DIRECTIVE 1: In the thread on RCI points and trading power, how many points does week 39 at Capistrano Surfside Inn carry?

PAGE EXCERPT:
# Are RCI points chart a good indicator of trading power in RCI weeks?



## bugzapper (Jul 12, 2008)

Should I be able to use the RCI points charts to guesstimate the relative trading power of a timeshare in RCI weeks? Is there any relation? I perceive the RCI points charts to be a bit skewed. For example, the following are each 2 bedroom units at gold crown resorts which have similar point values:

Week 39, Swan Mountain Resort, Dillon, CO,   61500 points
Week 39, Summer Bay Resort, Kissimmee, FL,  60,500 points
Week 39, Capistrano Surfside Inn, Capistrano Beach, CA,  59,500 points

Now, I've never been to any of these resorts, but I can take my own guess as to relative demand. By week 39, Colorado's short autumn aspen leaf viewing season is usually past prime, and ski season hasn't started yet. That week also has pretty low demand in Orlando and week 39 at Summer Bay Resort can be obtained very cheaply on giveawayweeks.com  . On the other hand, early autumn can be an absolutely wonderful time on the California coast--so you can probably tell which resort I would value the most--the one that RCI awards the fewest points!

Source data
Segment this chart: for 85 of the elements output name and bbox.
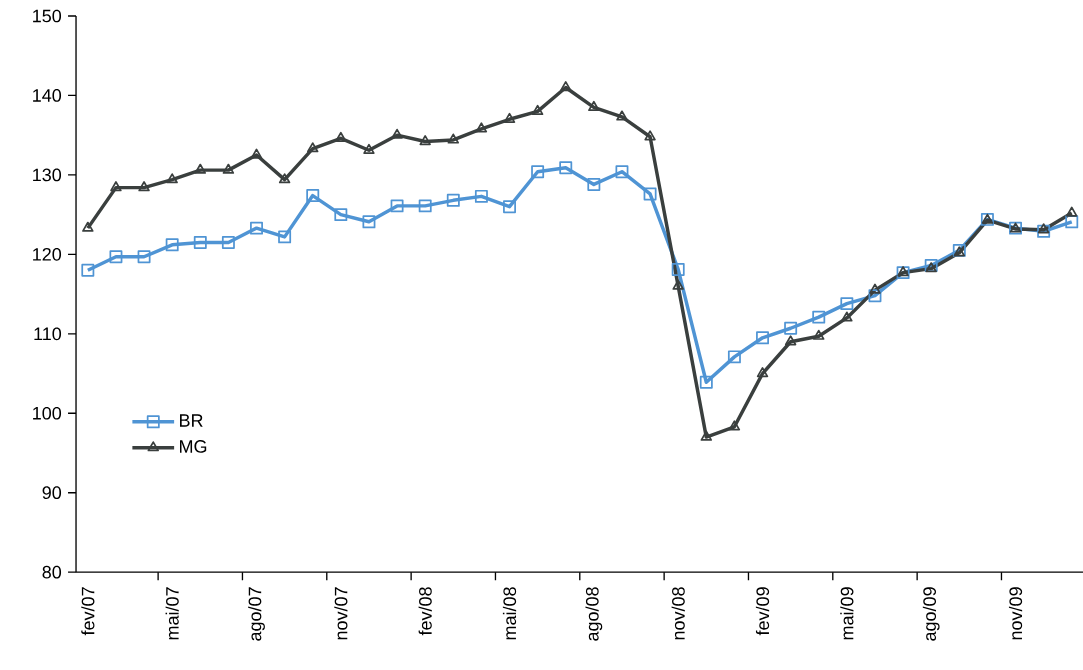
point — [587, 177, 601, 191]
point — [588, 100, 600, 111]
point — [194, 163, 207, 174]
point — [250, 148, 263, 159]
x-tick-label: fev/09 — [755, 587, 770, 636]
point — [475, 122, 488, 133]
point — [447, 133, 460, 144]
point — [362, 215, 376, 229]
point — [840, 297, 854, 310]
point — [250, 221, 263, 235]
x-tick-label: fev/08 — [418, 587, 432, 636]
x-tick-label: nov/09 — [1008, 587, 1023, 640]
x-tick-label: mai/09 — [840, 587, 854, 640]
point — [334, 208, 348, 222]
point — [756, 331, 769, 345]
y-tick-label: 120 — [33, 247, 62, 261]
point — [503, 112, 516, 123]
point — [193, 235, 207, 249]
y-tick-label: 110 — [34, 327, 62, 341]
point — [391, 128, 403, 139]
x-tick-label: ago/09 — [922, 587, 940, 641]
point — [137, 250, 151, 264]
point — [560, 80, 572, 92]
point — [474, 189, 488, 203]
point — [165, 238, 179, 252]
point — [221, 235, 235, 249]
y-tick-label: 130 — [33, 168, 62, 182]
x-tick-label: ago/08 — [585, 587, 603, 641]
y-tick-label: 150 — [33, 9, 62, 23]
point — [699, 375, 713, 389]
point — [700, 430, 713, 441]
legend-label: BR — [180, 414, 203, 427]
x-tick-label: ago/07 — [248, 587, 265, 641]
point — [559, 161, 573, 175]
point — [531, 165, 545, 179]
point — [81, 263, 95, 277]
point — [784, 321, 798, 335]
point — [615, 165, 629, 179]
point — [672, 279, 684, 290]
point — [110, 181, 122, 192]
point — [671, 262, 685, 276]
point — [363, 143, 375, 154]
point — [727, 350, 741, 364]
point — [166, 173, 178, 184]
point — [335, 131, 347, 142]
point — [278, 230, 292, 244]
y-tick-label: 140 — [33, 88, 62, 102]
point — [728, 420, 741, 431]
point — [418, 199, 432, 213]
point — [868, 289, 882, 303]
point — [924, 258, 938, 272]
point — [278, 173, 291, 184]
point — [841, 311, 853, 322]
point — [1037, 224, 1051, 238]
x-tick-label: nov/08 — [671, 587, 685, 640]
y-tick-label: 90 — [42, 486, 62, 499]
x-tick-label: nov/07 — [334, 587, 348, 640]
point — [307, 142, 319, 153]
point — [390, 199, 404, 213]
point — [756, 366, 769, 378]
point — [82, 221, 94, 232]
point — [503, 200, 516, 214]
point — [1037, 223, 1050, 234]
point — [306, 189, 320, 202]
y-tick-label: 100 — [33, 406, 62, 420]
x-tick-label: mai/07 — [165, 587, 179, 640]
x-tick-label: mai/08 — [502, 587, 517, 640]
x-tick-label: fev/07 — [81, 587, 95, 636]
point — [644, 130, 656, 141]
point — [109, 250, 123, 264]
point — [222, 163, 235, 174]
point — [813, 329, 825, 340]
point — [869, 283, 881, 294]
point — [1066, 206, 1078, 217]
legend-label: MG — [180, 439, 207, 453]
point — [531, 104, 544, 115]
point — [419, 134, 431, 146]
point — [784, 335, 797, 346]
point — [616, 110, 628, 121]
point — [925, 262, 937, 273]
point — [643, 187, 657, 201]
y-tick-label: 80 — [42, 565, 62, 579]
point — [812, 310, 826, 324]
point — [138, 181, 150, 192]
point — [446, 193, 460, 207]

...

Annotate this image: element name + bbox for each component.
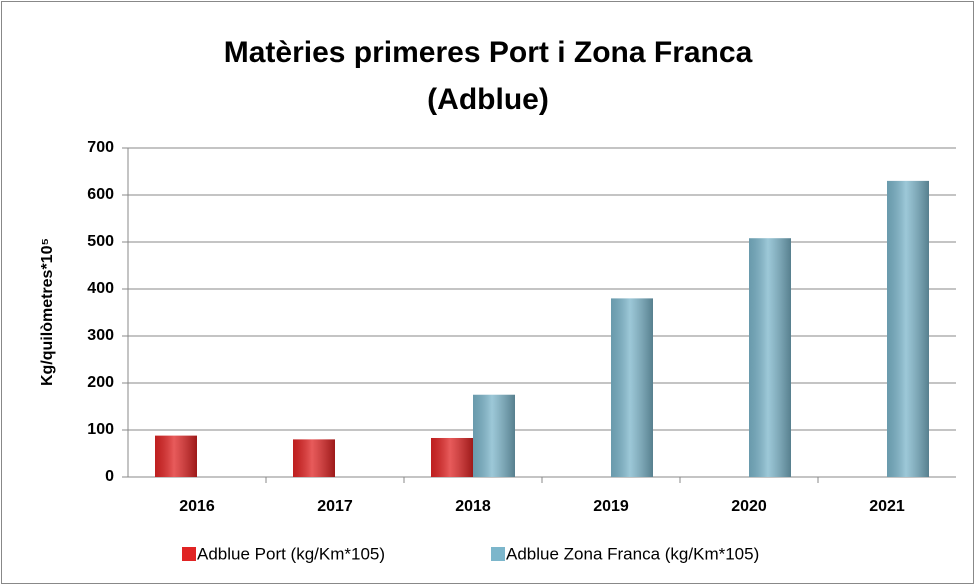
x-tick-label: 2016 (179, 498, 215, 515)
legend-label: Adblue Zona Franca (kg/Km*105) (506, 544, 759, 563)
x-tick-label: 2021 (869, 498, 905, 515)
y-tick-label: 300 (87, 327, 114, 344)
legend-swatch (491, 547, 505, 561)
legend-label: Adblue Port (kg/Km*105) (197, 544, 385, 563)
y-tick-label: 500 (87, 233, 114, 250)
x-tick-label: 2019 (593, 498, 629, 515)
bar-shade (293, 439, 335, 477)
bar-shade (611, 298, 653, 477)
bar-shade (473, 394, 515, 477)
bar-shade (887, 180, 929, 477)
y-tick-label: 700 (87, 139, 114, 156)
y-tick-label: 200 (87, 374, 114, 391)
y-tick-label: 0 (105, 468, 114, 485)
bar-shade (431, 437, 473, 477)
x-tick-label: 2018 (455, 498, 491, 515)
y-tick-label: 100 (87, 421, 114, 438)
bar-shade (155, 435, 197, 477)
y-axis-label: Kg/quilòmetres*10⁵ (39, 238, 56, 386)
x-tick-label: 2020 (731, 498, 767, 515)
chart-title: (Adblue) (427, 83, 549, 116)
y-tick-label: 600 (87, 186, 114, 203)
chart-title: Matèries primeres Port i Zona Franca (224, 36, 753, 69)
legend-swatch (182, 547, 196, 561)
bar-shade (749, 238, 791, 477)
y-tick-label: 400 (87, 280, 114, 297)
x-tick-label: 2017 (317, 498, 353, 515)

DIRECTIVE 2: From the source data, reproduce the lines beginning with the line containing "point — [587, 177, 601, 191]" and continuing through the line containing "x-tick-label: fev/08 — [418, 587, 432, 636]", including both of those lines.

TASK ANSWER 1: 59,500 points.

TASK ANSWER 2:
point — [587, 177, 601, 191]
point — [588, 100, 600, 111]
point — [194, 163, 207, 174]
point — [250, 148, 263, 159]
x-tick-label: fev/09 — [755, 587, 770, 636]
point — [475, 122, 488, 133]
point — [447, 133, 460, 144]
point — [362, 215, 376, 229]
point — [840, 297, 854, 310]
point — [250, 221, 263, 235]
x-tick-label: fev/08 — [418, 587, 432, 636]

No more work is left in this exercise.